• WRITTEN PROBLEM
From the material below, list every line containing "Crown".

• MATERIAL SUPPLIED
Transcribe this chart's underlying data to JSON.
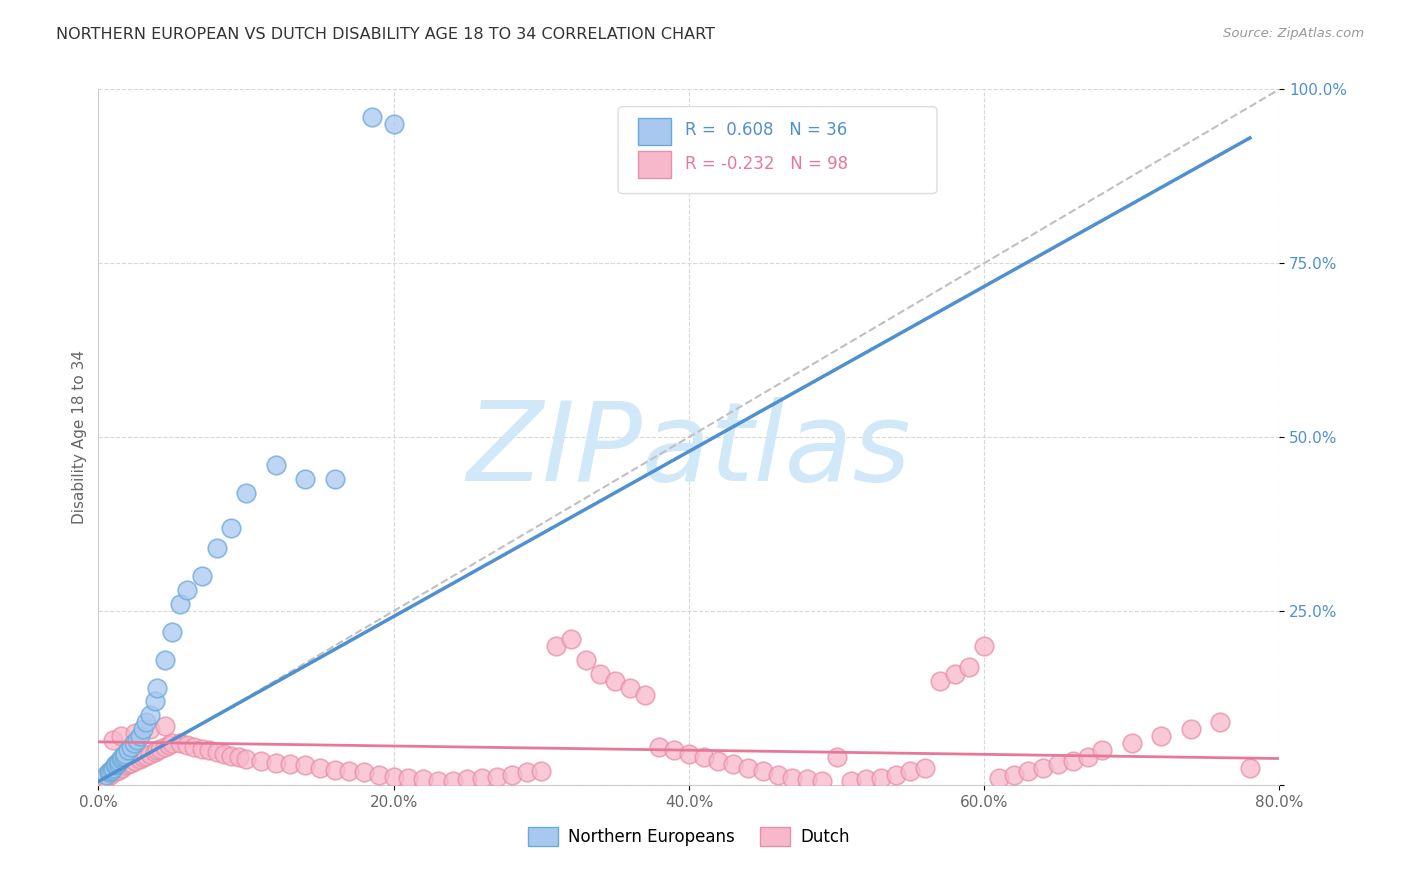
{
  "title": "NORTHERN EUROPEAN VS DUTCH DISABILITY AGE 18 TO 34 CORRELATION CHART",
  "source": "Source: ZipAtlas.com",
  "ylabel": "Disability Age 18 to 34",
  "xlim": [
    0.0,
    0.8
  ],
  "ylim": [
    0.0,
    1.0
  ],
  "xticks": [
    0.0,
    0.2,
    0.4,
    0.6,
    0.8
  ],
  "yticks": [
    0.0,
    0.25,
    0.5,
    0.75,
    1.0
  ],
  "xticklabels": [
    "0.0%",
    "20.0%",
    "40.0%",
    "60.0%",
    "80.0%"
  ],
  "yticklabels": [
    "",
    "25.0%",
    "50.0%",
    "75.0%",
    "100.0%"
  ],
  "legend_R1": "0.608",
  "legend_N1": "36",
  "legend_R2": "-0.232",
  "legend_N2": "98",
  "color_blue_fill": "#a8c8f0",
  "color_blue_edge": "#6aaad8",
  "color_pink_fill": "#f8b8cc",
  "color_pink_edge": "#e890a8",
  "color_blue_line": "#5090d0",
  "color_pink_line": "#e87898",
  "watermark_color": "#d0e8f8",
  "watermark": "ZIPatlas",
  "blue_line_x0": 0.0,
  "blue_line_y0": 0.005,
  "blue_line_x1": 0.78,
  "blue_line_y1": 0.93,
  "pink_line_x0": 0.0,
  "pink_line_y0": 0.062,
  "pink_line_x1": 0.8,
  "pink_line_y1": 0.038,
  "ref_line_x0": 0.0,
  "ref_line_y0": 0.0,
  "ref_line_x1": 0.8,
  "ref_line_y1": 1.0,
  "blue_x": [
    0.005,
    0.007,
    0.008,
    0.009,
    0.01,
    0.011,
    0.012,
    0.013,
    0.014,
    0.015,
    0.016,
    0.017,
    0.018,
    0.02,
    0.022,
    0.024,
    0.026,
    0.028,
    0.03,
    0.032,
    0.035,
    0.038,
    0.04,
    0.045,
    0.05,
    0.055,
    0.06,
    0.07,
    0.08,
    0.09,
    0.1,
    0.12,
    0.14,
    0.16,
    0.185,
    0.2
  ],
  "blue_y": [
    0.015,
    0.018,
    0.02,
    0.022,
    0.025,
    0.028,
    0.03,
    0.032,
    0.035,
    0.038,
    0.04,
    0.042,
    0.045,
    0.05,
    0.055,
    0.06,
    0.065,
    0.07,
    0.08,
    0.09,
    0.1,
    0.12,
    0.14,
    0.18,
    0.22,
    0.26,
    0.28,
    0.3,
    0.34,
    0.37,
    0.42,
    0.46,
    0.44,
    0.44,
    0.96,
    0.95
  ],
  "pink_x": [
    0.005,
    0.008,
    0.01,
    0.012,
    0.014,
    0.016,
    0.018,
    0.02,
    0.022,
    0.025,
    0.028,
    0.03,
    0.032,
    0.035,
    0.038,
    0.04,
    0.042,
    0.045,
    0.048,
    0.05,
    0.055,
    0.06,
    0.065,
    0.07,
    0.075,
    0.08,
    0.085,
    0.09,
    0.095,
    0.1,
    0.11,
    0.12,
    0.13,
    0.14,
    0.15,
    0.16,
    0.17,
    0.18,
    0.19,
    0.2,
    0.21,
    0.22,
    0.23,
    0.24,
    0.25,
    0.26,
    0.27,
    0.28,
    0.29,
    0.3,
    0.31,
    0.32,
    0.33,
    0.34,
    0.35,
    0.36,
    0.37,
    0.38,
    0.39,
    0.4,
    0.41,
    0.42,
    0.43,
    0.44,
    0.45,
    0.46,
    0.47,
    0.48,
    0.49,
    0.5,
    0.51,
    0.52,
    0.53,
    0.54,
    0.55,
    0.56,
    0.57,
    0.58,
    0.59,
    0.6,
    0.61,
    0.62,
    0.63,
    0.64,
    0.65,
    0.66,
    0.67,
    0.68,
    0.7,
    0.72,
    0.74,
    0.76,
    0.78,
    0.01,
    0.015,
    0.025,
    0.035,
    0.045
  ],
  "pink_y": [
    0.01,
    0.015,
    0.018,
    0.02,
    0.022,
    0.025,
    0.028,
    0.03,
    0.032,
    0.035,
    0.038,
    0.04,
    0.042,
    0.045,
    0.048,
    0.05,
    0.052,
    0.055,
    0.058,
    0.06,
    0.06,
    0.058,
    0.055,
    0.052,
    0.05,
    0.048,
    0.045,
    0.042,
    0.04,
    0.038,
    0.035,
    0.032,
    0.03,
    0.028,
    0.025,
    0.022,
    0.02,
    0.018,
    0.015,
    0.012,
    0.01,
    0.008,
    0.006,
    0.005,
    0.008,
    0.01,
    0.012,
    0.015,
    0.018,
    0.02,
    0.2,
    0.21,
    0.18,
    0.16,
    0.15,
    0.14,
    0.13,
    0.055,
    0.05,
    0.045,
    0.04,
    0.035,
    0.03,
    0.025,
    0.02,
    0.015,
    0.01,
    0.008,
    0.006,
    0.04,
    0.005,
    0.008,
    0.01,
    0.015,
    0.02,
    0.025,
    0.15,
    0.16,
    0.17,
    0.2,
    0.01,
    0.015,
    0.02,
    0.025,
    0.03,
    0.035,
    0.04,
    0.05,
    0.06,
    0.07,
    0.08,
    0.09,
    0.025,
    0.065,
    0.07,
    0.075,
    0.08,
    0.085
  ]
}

--

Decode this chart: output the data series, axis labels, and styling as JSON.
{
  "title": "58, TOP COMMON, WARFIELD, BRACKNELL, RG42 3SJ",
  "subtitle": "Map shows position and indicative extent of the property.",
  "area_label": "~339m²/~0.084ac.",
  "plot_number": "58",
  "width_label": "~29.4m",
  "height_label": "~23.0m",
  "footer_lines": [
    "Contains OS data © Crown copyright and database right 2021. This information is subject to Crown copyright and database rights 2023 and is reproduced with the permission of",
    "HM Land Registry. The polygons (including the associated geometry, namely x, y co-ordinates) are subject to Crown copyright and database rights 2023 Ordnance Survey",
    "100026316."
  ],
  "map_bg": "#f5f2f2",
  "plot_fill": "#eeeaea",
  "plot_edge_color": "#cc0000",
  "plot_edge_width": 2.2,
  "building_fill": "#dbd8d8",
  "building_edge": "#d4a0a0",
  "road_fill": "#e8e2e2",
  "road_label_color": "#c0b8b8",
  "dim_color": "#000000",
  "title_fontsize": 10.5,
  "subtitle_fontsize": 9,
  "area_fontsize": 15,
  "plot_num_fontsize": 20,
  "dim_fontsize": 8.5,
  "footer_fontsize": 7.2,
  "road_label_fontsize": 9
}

• EXERCISE ANSWER
    "Contains OS data © Crown copyright and database right 2021. This information is subject to Crown copyright and database rights 2023 and is reproduced with the permission of",
    "HM Land Registry. The polygons (including the associated geometry, namely x, y co-ordinates) are subject to Crown copyright and database rights 2023 Ordnance Survey",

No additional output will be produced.